* **EXERCISE BRIEF**
Lines that include the word "energy" are the ones to copy.

* **DATA FOR THIS EXERCISE**
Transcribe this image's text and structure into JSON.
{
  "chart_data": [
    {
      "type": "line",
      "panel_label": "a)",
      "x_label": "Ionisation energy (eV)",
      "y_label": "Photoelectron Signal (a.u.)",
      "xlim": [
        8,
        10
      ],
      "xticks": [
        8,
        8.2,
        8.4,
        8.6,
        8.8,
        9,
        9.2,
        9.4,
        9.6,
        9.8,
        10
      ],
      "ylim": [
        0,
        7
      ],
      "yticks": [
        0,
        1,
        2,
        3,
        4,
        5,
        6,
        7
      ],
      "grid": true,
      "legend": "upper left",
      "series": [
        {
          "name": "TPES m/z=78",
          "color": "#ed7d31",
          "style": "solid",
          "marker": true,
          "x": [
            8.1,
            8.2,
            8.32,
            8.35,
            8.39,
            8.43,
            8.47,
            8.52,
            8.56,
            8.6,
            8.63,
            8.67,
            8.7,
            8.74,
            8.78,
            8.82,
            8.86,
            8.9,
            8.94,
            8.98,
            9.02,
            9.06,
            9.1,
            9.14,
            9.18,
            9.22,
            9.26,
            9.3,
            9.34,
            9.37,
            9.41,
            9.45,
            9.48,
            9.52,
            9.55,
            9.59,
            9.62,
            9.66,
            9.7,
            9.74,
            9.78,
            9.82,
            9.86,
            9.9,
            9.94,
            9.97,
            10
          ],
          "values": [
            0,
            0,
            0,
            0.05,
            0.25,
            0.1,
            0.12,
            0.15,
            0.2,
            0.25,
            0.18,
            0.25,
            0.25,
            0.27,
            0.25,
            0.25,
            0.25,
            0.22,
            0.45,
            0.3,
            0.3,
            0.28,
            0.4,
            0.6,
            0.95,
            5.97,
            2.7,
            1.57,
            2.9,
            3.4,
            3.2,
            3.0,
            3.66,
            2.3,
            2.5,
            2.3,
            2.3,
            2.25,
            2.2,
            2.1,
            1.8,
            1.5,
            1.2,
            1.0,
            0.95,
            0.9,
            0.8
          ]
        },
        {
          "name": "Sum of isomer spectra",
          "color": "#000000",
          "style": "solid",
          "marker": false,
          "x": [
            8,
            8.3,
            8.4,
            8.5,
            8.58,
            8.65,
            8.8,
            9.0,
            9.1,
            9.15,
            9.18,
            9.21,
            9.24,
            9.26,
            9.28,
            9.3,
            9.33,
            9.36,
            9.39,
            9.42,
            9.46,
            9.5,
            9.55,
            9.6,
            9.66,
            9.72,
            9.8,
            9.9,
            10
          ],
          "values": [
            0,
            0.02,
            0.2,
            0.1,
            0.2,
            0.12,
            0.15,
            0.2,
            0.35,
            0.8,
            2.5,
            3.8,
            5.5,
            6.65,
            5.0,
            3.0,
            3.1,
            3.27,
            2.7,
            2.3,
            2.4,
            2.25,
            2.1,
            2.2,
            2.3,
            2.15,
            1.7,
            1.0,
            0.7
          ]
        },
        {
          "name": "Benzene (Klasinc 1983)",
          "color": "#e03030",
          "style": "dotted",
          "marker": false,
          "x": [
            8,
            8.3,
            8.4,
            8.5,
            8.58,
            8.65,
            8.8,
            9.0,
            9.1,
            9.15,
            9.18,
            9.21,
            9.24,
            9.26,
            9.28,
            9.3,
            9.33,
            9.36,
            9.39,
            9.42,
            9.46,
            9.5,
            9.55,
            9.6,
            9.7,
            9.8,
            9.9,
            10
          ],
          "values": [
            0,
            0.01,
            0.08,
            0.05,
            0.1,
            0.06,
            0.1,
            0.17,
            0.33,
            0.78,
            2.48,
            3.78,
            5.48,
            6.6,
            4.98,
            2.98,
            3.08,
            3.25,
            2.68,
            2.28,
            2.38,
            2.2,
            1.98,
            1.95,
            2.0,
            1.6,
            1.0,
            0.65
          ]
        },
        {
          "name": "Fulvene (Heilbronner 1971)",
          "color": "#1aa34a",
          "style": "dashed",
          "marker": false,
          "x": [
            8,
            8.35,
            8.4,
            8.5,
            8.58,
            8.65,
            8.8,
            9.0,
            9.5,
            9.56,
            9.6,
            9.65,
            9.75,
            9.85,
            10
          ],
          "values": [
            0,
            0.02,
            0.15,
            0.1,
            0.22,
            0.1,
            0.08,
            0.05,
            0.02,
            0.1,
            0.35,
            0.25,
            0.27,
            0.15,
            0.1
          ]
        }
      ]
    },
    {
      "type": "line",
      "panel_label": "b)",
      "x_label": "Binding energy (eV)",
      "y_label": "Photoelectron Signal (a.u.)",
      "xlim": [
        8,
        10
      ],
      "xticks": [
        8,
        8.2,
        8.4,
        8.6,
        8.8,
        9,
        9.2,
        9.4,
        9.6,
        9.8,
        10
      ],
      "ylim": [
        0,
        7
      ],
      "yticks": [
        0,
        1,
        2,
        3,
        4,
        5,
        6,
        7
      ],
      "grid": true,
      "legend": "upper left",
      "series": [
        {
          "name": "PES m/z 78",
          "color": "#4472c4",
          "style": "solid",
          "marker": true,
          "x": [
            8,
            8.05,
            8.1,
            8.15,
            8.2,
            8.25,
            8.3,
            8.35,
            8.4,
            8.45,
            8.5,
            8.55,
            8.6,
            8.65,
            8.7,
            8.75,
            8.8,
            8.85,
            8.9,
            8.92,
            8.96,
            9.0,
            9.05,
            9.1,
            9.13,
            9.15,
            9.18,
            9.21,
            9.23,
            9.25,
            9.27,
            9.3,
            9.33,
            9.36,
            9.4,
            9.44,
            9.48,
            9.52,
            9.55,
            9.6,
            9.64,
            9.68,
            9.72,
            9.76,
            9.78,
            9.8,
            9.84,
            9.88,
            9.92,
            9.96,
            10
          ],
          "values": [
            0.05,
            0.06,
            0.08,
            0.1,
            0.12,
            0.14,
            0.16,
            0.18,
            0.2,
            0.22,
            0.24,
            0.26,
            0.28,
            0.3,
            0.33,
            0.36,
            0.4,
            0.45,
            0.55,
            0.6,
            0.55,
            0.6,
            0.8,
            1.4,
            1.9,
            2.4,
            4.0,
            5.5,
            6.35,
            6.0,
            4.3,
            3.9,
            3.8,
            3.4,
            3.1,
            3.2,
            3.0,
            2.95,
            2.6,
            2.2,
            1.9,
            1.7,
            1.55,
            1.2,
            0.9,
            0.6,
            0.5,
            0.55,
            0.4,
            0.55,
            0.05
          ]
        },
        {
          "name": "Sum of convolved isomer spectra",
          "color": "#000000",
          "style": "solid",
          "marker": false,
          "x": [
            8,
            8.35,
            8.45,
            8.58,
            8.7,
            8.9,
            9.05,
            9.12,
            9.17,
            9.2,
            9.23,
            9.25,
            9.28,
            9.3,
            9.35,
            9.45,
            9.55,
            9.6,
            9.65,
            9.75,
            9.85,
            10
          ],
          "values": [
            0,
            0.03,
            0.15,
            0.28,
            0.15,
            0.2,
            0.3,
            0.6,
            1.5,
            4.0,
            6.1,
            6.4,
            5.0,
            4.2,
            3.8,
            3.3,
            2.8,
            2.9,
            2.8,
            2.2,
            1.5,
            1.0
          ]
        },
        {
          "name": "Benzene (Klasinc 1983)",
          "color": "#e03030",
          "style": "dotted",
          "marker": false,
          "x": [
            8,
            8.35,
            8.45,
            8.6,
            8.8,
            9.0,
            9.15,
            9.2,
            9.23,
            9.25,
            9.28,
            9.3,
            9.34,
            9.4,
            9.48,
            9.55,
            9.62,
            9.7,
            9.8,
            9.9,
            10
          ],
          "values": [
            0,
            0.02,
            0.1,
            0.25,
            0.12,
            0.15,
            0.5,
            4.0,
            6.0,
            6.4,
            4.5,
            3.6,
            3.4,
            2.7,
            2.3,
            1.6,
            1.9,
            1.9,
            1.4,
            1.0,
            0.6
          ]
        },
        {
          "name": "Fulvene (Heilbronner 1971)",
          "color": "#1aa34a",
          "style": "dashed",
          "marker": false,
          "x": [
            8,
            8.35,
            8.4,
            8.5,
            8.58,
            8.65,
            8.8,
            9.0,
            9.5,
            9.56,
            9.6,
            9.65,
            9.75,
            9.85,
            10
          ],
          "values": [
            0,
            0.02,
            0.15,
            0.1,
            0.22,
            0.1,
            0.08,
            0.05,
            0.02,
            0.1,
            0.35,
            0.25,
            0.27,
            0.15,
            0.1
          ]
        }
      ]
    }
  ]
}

* **RESPONSE TO THE TASK**
      "x_label": "Ionisation energy (eV)",
      "x_label": "Binding energy (eV)",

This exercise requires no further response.